§ Data entries for graphics:
-- Start --
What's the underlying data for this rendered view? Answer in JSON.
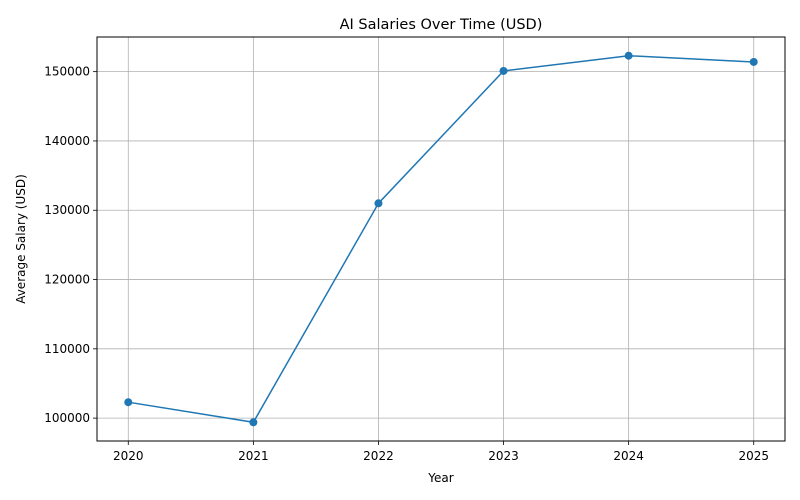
{
  "chart_data": {
    "type": "line",
    "title": "AI Salaries Over Time (USD)",
    "xlabel": "Year",
    "ylabel": "Average Salary (USD)",
    "x": [
      2020,
      2021,
      2022,
      2023,
      2024,
      2025
    ],
    "series": [
      {
        "values": [
          102300,
          99400,
          131000,
          150100,
          152300,
          151400
        ]
      }
    ],
    "xticks": [
      "2020",
      "2021",
      "2022",
      "2023",
      "2024",
      "2025"
    ],
    "yticks": [
      100000,
      110000,
      120000,
      130000,
      140000,
      150000
    ],
    "ytick_labels": [
      "100000",
      "110000",
      "120000",
      "130000",
      "140000",
      "150000"
    ],
    "ylim": [
      96700,
      155000
    ],
    "xlim": [
      2019.75,
      2025.25
    ],
    "grid": true,
    "marker": "circle",
    "color": "#1f77b4"
  }
}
-- End --
§ Aim: Transcribe each entry above exactly, apart from the pictures.

§ Exercise answer:
What's the underlying data for this rendered view? Answer in JSON.
{
  "chart_data": {
    "type": "line",
    "title": "AI Salaries Over Time (USD)",
    "xlabel": "Year",
    "ylabel": "Average Salary (USD)",
    "x": [
      2020,
      2021,
      2022,
      2023,
      2024,
      2025
    ],
    "series": [
      {
        "values": [
          102300,
          99400,
          131000,
          150100,
          152300,
          151400
        ]
      }
    ],
    "xticks": [
      "2020",
      "2021",
      "2022",
      "2023",
      "2024",
      "2025"
    ],
    "yticks": [
      100000,
      110000,
      120000,
      130000,
      140000,
      150000
    ],
    "ytick_labels": [
      "100000",
      "110000",
      "120000",
      "130000",
      "140000",
      "150000"
    ],
    "ylim": [
      96700,
      155000
    ],
    "xlim": [
      2019.75,
      2025.25
    ],
    "grid": true,
    "marker": "circle",
    "color": "#1f77b4"
  }
}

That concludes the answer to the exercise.